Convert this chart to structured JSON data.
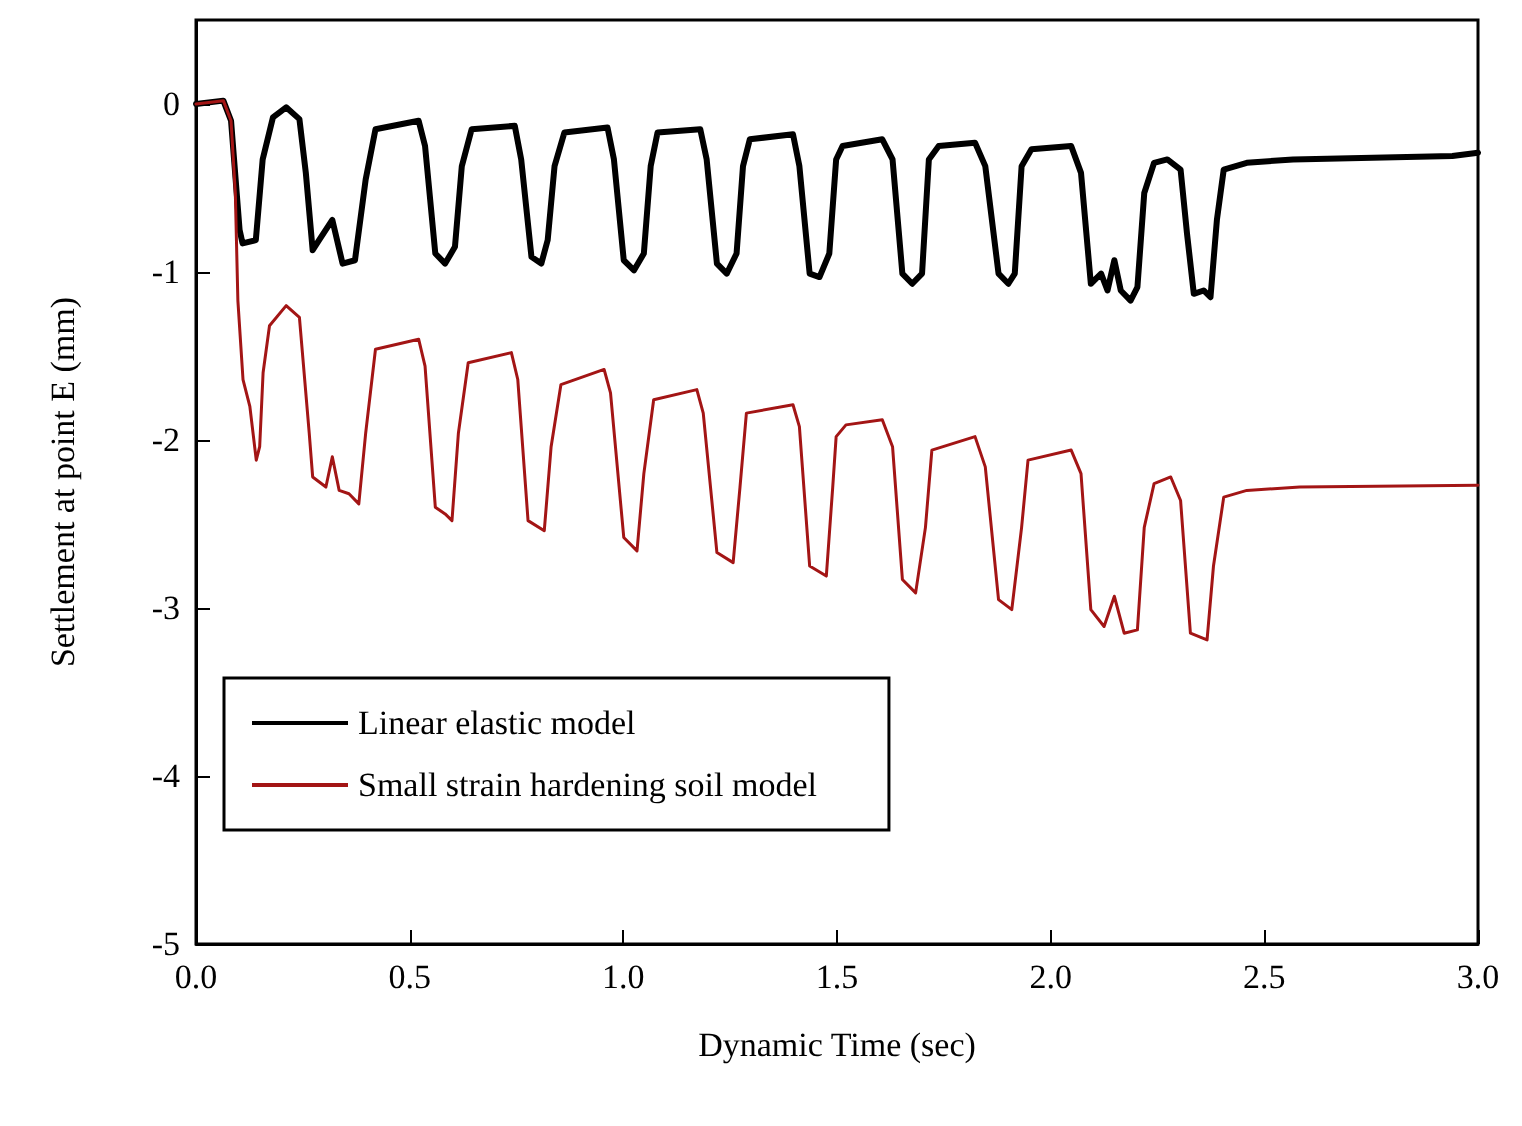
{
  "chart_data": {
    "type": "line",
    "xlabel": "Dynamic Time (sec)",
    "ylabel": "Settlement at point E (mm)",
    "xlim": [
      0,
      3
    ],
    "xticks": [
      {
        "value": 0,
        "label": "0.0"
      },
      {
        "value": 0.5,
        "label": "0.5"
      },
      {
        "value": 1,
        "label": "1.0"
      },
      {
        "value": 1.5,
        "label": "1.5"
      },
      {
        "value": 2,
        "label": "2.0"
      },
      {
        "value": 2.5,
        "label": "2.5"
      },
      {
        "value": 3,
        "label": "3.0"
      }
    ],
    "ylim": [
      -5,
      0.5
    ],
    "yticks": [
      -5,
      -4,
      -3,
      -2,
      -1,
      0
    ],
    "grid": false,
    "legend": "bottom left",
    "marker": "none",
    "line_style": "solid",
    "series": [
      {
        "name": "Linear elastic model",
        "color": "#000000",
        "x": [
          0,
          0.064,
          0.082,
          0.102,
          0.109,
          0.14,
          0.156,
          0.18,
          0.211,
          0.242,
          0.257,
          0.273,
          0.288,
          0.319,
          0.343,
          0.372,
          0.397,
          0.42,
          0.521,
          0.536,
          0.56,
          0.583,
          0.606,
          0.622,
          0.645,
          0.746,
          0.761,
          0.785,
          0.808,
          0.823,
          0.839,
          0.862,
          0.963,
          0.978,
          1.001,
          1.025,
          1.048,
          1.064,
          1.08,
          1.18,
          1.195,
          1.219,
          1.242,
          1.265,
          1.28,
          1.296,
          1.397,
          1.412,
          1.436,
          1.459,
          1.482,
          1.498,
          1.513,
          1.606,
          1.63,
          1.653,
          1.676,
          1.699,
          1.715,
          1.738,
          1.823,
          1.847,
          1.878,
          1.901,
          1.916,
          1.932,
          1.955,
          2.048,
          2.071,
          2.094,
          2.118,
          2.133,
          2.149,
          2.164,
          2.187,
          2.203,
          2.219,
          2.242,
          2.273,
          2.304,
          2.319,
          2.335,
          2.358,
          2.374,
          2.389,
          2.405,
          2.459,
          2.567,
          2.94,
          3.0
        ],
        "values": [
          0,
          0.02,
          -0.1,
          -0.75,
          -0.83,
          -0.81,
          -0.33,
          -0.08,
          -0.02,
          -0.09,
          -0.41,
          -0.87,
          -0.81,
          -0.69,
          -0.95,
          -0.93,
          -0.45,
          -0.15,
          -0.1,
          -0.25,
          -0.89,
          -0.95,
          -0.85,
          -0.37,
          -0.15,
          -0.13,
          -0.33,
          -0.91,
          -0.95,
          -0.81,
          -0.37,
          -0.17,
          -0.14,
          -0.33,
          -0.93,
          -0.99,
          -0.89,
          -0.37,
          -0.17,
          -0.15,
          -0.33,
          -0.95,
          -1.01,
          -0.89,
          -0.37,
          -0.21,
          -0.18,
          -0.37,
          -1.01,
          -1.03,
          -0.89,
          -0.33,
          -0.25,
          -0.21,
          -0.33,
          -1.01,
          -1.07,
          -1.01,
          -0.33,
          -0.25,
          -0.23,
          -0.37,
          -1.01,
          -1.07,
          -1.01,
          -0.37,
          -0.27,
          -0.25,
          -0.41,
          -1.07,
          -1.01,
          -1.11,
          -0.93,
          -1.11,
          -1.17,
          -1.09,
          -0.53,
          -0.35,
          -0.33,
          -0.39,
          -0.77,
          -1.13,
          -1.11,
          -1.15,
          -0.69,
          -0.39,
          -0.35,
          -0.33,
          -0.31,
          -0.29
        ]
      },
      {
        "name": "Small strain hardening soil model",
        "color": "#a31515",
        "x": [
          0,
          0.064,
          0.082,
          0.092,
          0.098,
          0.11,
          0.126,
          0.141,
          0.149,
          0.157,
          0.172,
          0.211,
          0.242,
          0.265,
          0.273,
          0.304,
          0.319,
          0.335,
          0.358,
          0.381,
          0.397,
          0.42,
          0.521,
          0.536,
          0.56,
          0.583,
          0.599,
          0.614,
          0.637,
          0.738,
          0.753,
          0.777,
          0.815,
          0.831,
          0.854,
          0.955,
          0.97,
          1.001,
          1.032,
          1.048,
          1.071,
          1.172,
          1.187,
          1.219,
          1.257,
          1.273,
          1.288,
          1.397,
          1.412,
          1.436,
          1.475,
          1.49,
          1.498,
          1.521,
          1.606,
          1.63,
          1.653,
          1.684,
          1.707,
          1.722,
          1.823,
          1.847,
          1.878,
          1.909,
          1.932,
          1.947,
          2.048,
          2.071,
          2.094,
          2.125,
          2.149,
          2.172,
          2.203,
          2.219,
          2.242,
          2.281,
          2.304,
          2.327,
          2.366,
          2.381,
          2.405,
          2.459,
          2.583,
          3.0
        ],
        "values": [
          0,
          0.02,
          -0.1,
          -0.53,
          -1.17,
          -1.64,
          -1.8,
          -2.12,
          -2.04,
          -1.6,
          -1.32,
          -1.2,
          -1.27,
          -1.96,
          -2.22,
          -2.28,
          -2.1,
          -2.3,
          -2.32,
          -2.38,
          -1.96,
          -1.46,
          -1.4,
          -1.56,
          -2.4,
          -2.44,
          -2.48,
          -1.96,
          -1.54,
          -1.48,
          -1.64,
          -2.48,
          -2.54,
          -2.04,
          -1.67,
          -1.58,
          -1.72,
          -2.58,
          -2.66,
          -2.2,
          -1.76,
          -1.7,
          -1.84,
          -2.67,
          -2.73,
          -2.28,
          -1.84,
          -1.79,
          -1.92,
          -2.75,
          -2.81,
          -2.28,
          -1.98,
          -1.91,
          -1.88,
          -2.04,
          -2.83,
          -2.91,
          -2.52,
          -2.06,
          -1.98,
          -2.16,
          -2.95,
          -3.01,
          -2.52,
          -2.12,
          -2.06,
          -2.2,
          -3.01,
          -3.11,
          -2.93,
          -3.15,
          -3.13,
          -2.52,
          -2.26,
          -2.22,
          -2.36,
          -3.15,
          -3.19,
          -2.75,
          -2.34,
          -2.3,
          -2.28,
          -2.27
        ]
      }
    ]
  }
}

§

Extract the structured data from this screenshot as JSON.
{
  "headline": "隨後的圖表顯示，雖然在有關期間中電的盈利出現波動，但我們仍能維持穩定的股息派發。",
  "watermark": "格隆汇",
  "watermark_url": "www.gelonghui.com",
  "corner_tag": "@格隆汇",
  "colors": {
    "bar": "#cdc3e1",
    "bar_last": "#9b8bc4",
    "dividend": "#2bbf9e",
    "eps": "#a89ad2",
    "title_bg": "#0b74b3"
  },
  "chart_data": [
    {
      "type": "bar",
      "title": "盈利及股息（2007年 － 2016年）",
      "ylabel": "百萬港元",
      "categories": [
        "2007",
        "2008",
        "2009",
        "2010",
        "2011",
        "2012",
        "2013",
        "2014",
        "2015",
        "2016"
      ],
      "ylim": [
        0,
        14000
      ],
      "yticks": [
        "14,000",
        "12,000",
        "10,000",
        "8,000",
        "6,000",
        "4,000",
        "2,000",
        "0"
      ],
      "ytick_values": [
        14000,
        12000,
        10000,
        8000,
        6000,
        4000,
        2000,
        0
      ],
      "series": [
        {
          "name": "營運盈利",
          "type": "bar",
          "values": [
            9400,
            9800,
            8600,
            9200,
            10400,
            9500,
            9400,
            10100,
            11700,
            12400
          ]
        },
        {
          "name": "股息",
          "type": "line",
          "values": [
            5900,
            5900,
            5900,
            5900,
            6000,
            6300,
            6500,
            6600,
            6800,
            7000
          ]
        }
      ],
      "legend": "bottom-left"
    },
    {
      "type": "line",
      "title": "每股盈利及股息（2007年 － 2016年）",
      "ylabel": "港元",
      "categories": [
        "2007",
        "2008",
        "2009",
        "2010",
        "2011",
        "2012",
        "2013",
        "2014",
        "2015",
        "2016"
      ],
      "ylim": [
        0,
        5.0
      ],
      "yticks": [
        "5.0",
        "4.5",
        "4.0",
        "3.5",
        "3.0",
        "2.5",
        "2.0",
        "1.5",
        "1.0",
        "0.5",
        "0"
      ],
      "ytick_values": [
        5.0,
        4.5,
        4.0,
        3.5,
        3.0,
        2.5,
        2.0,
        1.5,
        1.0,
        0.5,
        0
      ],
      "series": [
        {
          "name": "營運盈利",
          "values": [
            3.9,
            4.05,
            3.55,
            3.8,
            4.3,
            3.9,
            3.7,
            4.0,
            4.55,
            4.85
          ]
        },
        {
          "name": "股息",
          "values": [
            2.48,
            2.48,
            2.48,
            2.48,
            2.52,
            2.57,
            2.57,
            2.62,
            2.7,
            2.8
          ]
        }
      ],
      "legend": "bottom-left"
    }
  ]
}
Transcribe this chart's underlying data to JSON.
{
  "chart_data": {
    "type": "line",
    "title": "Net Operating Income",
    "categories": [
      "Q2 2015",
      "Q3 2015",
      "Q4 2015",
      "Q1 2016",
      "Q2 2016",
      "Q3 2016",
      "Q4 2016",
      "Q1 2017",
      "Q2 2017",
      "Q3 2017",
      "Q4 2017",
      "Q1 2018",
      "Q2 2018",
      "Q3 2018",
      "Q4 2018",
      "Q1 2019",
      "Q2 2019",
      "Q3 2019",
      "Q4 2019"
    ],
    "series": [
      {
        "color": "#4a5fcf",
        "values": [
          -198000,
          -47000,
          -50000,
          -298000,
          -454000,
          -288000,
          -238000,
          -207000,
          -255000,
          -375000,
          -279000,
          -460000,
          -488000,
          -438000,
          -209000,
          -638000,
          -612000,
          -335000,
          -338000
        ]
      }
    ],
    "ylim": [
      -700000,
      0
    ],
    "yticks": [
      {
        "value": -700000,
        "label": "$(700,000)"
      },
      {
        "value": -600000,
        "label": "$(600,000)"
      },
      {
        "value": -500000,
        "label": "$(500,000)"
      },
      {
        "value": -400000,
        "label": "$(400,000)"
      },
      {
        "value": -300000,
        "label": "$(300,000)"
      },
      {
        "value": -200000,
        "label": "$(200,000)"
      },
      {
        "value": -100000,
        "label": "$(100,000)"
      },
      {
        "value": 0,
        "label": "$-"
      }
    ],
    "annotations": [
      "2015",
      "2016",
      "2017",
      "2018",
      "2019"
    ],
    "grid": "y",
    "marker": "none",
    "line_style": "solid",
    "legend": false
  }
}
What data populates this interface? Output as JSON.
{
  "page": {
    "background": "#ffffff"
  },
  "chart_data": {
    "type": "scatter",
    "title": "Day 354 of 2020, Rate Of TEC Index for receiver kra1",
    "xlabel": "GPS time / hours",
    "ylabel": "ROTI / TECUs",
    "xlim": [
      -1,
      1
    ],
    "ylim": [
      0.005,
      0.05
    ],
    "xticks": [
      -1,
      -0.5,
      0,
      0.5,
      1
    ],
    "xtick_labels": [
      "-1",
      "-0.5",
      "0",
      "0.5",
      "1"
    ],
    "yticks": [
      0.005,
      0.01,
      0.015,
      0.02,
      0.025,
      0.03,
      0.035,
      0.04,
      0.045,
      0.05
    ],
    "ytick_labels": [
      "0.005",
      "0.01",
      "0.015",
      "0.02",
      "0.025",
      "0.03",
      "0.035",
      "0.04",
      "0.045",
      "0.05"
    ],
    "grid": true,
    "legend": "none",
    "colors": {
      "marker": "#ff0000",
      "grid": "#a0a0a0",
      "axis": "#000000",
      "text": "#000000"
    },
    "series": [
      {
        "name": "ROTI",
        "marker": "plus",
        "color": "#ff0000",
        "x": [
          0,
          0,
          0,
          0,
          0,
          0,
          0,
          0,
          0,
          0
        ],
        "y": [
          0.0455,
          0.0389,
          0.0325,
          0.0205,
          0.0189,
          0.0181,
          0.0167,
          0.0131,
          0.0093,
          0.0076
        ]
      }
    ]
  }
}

§

» **Written request**: Say how many lines have the string "marker" in them, offering no words beyond the number.

» **Reply**: 4